- TEXTO FORNECIDO
------------------------------------
Brasil Endurece Legislação Contra Violência de Gênero com Sanção de Pacote Abrangente e Criação do Crime de Vicaricídio

O presidente Luiz Inácio Lula da Silva sancionou um pacote de leis que cria o crime de vicaricídio e eleva as penas para a violência contra a mulher. A medida, que visa fortalecer o combate à violência de gênero, foi acompanhada por debates sobre a comunicação governamental e a importância de dados precisos, com a intervenção da primeira-dama Janja da Silva para clarificar informações durante o discurso.

O Brasil deu um passo significativo no combate à violência de gênero nesta quinta-feira, 9 de abril de 2026, com a sanção presidencial de um pacote de leis que estabelece o crime de vicaricídio e eleva as penas para agressores de mulheres. A cerimônia, realizada no Palácio do Planalto, sublinhou o compromisso governamental com a proteção feminina, em um evento que também evidenciou a dinâmica interna da comunicação oficial, com a primeira-dama Janja da Silva fornecendo orientações ao presidente Luiz Inácio Lula da Silva (PT) durante seu discurso sobre a dimensão da violência doméstica no país.

O cerne do pacote sancionado reside na criação do crime de vicaricídio, uma tipificação penal que visa coibir uma das formas mais cruéis de violência doméstica e familiar. Conforme a nova legislação, vicaricídio é definido como: “matar descendente, ascendente, dependente, enteado ou pessoa sob guarda ou responsabilidade direta da mulher, com o fim específico de causar sofrimento, punição ou controle, no contexto de violência doméstica e familiar”. A gravidade desse ato é refletida na pena máxima, que pode atingir 40 anos de reclusão, sinalizando um endurecimento da postura estatal diante de crimes que buscam atingir a mulher de forma indireta e perversa, através de seus entes queridos.
------------------------------------
- ENTRADAS DE DADOS
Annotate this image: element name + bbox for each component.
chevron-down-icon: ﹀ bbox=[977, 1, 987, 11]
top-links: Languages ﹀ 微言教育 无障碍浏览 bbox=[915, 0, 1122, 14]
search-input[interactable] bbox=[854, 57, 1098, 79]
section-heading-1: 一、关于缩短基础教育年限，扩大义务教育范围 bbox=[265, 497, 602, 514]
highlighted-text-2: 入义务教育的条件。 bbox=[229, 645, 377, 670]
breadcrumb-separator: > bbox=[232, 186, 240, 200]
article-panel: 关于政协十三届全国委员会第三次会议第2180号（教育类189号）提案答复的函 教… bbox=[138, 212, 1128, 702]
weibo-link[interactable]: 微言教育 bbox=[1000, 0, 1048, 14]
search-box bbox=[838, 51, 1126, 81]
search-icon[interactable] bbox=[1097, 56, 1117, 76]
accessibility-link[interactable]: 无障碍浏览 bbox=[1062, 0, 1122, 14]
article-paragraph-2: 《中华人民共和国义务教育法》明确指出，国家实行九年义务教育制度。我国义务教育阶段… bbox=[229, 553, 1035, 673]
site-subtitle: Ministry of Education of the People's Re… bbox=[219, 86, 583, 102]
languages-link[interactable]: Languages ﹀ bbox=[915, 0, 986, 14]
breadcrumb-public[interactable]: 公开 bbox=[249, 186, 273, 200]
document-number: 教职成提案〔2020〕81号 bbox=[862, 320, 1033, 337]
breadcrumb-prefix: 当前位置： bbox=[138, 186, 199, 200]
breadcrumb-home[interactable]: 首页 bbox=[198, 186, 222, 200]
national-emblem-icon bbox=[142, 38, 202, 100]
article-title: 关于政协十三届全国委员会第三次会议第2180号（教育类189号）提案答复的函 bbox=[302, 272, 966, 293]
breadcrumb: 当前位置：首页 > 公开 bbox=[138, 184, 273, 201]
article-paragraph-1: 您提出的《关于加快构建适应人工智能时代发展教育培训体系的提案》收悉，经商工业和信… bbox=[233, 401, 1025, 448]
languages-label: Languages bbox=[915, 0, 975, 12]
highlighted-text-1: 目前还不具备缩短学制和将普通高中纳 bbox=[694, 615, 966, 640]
------------------------------------
- ORDEM DE SERVIÇO
Copie integralmente, sem nenhuma alteração, o texto sobre o pacote de leis contra a violência de gênero. As entradas não têm nenhum papel aqui.

- RESPOSTA
Brasil Endurece Legislação Contra Violência de Gênero com Sanção de Pacote Abrangente e Criação do Crime de Vicaricídio

O presidente Luiz Inácio Lula da Silva sancionou um pacote de leis que cria o crime de vicaricídio e eleva as penas para a violência contra a mulher. A medida, que visa fortalecer o combate à violência de gênero, foi acompanhada por debates sobre a comunicação governamental e a importância de dados precisos, com a intervenção da primeira-dama Janja da Silva para clarificar informações durante o discurso.

O Brasil deu um passo significativo no combate à violência de gênero nesta quinta-feira, 9 de abril de 2026, com a sanção presidencial de um pacote de leis que estabelece o crime de vicaricídio e eleva as penas para agressores de mulheres. A cerimônia, realizada no Palácio do Planalto, sublinhou o compromisso governamental com a proteção feminina, em um evento que também evidenciou a dinâmica interna da comunicação oficial, com a primeira-dama Janja da Silva fornecendo orientações ao presidente Luiz Inácio Lula da Silva (PT) durante seu discurso sobre a dimensão da violência doméstica no país.

O cerne do pacote sancionado reside na criação do crime de vicaricídio, uma tipificação penal que visa coibir uma das formas mais cruéis de violência doméstica e familiar. Conforme a nova legislação, vicaricídio é definido como: “matar descendente, ascendente, dependente, enteado ou pessoa sob guarda ou responsabilidade direta da mulher, com o fim específico de causar sofrimento, punição ou controle, no contexto de violência doméstica e familiar”. A gravidade desse ato é refletida na pena máxima, que pode atingir 40 anos de reclusão, sinalizando um endurecimento da postura estatal diante de crimes que buscam atingir a mulher de forma indireta e perversa, através de seus entes queridos.